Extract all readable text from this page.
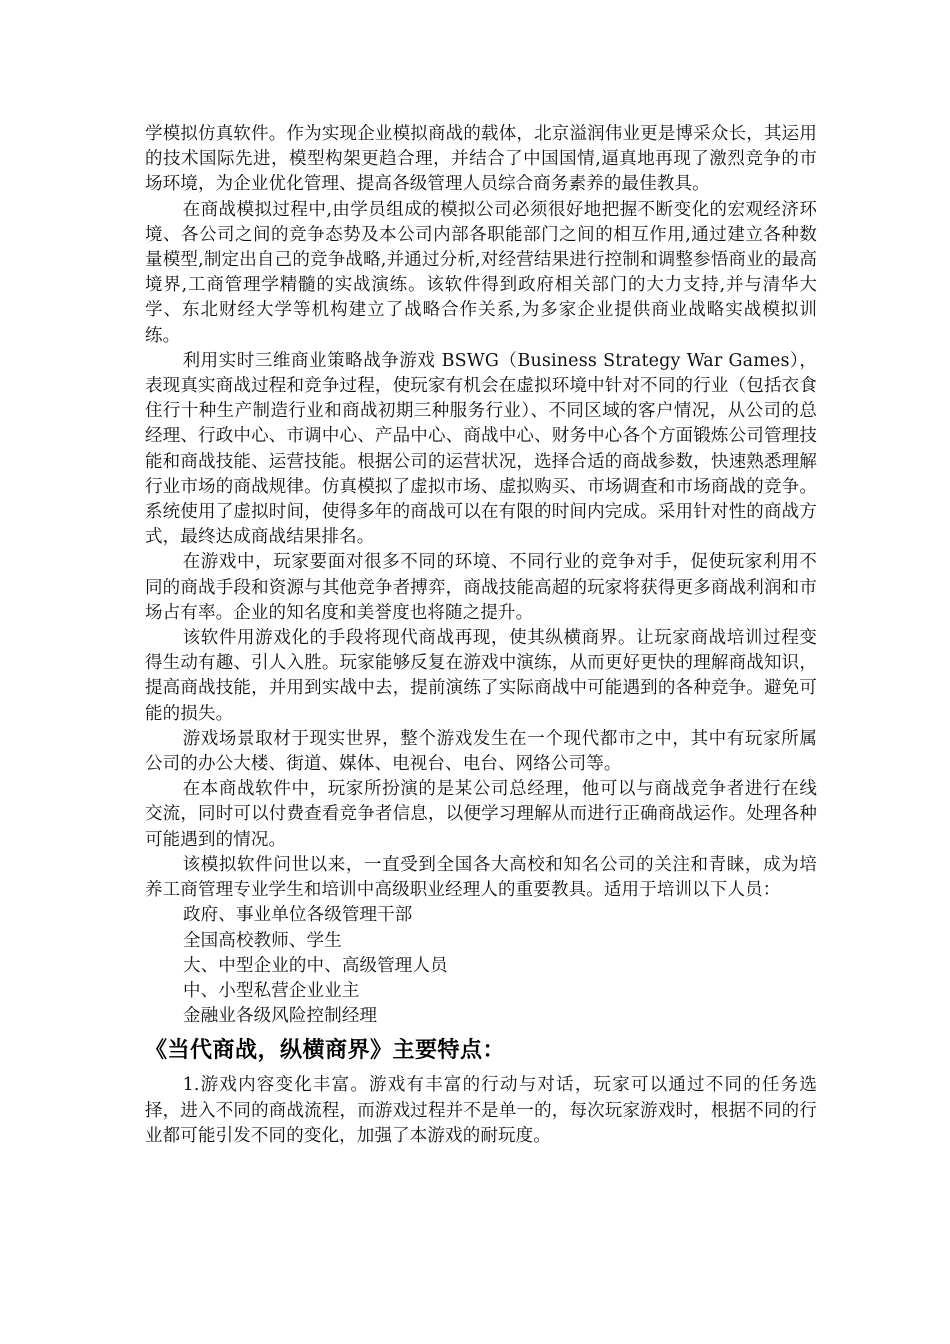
学模拟仿真软件。作为实现企业模拟商战的载体，北京溢润伟业更是博采众长，其运用的技术国际先进，模型构架更趋合理，并结合了中国国情,逼真地再现了激烈竞争的市场环境，为企业优化管理、提高各级管理人员综合商务素养的最佳教具。

在商战模拟过程中,由学员组成的模拟公司必须很好地把握不断变化的宏观经济环境、各公司之间的竞争态势及本公司内部各职能部门之间的相互作用,通过建立各种数量模型,制定出自己的竞争战略,并通过分析,对经营结果进行控制和调整参悟商业的最高境界,工商管理学精髓的实战演练。该软件得到政府相关部门的大力支持,并与清华大学、东北财经大学等机构建立了战略合作关系,为多家企业提供商业战略实战模拟训练。

利用实时三维商业策略战争游戏 BSWG（Business Strategy War Games），表现真实商战过程和竞争过程，使玩家有机会在虚拟环境中针对不同的行业（包括衣食住行十种生产制造行业和商战初期三种服务行业）、不同区域的客户情况，从公司的总经理、行政中心、市调中心、产品中心、商战中心、财务中心各个方面锻炼公司管理技能和商战技能、运营技能。根据公司的运营状况，选择合适的商战参数，快速熟悉理解行业市场的商战规律。仿真模拟了虚拟市场、虚拟购买、市场调查和市场商战的竞争。系统使用了虚拟时间，使得多年的商战可以在有限的时间内完成。采用针对性的商战方式，最终达成商战结果排名。

在游戏中，玩家要面对很多不同的环境、不同行业的竞争对手，促使玩家利用不同的商战手段和资源与其他竞争者搏弈，商战技能高超的玩家将获得更多商战利润和市场占有率。企业的知名度和美誉度也将随之提升。

该软件用游戏化的手段将现代商战再现，使其纵横商界。让玩家商战培训过程变得生动有趣、引人入胜。玩家能够反复在游戏中演练，从而更好更快的理解商战知识，提高商战技能，并用到实战中去，提前演练了实际商战中可能遇到的各种竞争。避免可能的损失。

游戏场景取材于现实世界，整个游戏发生在一个现代都市之中，其中有玩家所属公司的办公大楼、街道、媒体、电视台、电台、网络公司等。

在本商战软件中，玩家所扮演的是某公司总经理，他可以与商战竞争者进行在线交流，同时可以付费查看竞争者信息，以便学习理解从而进行正确商战运作。处理各种可能遇到的情况。

该模拟软件问世以来，一直受到全国各大高校和知名公司的关注和青睐，成为培养工商管理专业学生和培训中高级职业经理人的重要教具。适用于培训以下人员：

政府、事业单位各级管理干部

全国高校教师、学生

大、中型企业的中、高级管理人员

中、小型私营企业业主

金融业各级风险控制经理

《当代商战，纵横商界》主要特点：

1.游戏内容变化丰富。游戏有丰富的行动与对话，玩家可以通过不同的任务选择，进入不同的商战流程，而游戏过程并不是单一的，每次玩家游戏时，根据不同的行业都可能引发不同的变化，加强了本游戏的耐玩度。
=====
Reproduce all of the material exactly, apart from the pictures.

Extract all readable text from this page.
学模拟仿真软件。作为实现企业模拟商战的载体，北京溢润伟业更是博采众长，其运用的技术国际先进，模型构架更趋合理，并结合了中国国情,逼真地再现了激烈竞争的市场环境，为企业优化管理、提高各级管理人员综合商务素养的最佳教具。

在商战模拟过程中,由学员组成的模拟公司必须很好地把握不断变化的宏观经济环境、各公司之间的竞争态势及本公司内部各职能部门之间的相互作用,通过建立各种数量模型,制定出自己的竞争战略,并通过分析,对经营结果进行控制和调整参悟商业的最高境界,工商管理学精髓的实战演练。该软件得到政府相关部门的大力支持,并与清华大学、东北财经大学等机构建立了战略合作关系,为多家企业提供商业战略实战模拟训练。

利用实时三维商业策略战争游戏 BSWG（Business Strategy War Games），表现真实商战过程和竞争过程，使玩家有机会在虚拟环境中针对不同的行业（包括衣食住行十种生产制造行业和商战初期三种服务行业）、不同区域的客户情况，从公司的总经理、行政中心、市调中心、产品中心、商战中心、财务中心各个方面锻炼公司管理技能和商战技能、运营技能。根据公司的运营状况，选择合适的商战参数，快速熟悉理解行业市场的商战规律。仿真模拟了虚拟市场、虚拟购买、市场调查和市场商战的竞争。系统使用了虚拟时间，使得多年的商战可以在有限的时间内完成。采用针对性的商战方式，最终达成商战结果排名。

在游戏中，玩家要面对很多不同的环境、不同行业的竞争对手，促使玩家利用不同的商战手段和资源与其他竞争者搏弈，商战技能高超的玩家将获得更多商战利润和市场占有率。企业的知名度和美誉度也将随之提升。

该软件用游戏化的手段将现代商战再现，使其纵横商界。让玩家商战培训过程变得生动有趣、引人入胜。玩家能够反复在游戏中演练，从而更好更快的理解商战知识，提高商战技能，并用到实战中去，提前演练了实际商战中可能遇到的各种竞争。避免可能的损失。

游戏场景取材于现实世界，整个游戏发生在一个现代都市之中，其中有玩家所属公司的办公大楼、街道、媒体、电视台、电台、网络公司等。

在本商战软件中，玩家所扮演的是某公司总经理，他可以与商战竞争者进行在线交流，同时可以付费查看竞争者信息，以便学习理解从而进行正确商战运作。处理各种可能遇到的情况。

该模拟软件问世以来，一直受到全国各大高校和知名公司的关注和青睐，成为培养工商管理专业学生和培训中高级职业经理人的重要教具。适用于培训以下人员：

政府、事业单位各级管理干部

全国高校教师、学生

大、中型企业的中、高级管理人员

中、小型私营企业业主

金融业各级风险控制经理

《当代商战，纵横商界》主要特点：

1.游戏内容变化丰富。游戏有丰富的行动与对话，玩家可以通过不同的任务选择，进入不同的商战流程，而游戏过程并不是单一的，每次玩家游戏时，根据不同的行业都可能引发不同的变化，加强了本游戏的耐玩度。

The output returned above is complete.